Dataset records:
-- Start --

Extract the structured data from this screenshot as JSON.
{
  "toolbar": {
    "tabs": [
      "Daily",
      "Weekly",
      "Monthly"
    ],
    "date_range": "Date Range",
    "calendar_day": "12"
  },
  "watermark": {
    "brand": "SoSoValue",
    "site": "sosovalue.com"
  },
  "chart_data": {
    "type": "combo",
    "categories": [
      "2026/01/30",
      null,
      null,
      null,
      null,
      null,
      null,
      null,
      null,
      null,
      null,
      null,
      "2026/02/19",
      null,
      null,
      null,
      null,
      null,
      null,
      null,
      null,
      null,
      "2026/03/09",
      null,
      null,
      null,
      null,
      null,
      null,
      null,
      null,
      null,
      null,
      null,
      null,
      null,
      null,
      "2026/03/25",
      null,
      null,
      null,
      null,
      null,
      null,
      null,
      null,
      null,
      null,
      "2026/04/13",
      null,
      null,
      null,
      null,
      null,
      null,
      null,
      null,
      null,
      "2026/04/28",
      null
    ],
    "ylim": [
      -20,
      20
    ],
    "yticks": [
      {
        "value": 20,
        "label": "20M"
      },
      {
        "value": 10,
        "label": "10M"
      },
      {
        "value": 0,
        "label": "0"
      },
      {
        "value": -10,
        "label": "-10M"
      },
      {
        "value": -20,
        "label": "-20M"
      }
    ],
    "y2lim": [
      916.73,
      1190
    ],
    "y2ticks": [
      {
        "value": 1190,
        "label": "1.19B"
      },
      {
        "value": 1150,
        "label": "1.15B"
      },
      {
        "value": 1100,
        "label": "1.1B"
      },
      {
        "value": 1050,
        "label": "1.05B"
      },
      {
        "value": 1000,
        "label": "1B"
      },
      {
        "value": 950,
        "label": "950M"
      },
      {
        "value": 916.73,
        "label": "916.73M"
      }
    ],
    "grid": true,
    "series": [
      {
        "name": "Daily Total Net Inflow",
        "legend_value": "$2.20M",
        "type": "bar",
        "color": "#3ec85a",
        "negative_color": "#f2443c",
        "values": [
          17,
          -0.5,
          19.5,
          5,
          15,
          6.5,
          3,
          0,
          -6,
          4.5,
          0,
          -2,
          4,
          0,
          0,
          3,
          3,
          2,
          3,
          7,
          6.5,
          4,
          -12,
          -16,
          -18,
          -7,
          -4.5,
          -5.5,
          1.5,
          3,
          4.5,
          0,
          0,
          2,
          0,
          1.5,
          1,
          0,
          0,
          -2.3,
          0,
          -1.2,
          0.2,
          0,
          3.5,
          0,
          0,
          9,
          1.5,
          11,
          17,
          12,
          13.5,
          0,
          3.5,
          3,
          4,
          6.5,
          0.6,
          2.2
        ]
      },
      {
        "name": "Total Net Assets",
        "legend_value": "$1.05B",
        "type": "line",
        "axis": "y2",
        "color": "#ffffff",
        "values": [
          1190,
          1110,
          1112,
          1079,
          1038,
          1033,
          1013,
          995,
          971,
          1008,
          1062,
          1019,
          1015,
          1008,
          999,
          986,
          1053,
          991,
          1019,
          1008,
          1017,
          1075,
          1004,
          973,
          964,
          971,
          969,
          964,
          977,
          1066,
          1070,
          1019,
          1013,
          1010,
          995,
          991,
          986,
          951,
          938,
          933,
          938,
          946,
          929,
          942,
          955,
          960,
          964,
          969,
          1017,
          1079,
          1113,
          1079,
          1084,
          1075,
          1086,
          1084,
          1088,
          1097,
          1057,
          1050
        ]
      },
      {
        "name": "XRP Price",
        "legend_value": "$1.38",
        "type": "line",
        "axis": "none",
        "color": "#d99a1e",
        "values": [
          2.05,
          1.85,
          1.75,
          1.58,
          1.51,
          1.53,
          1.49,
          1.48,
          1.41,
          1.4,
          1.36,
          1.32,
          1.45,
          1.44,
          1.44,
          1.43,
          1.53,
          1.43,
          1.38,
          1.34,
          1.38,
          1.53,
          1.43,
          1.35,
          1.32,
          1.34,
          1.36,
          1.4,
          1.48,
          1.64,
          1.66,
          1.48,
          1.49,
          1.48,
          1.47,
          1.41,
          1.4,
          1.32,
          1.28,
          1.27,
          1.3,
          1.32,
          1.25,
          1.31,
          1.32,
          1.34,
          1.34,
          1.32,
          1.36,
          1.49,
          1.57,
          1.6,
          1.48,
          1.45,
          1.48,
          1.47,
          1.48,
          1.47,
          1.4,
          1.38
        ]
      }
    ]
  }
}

-- End --

WHAT TO PRODUCE:
Search the entries for the word "Total", then list each line that holds it.

FULL RESPONSE:
        "name": "Daily Total Net Inflow",
        "name": "Total Net Assets",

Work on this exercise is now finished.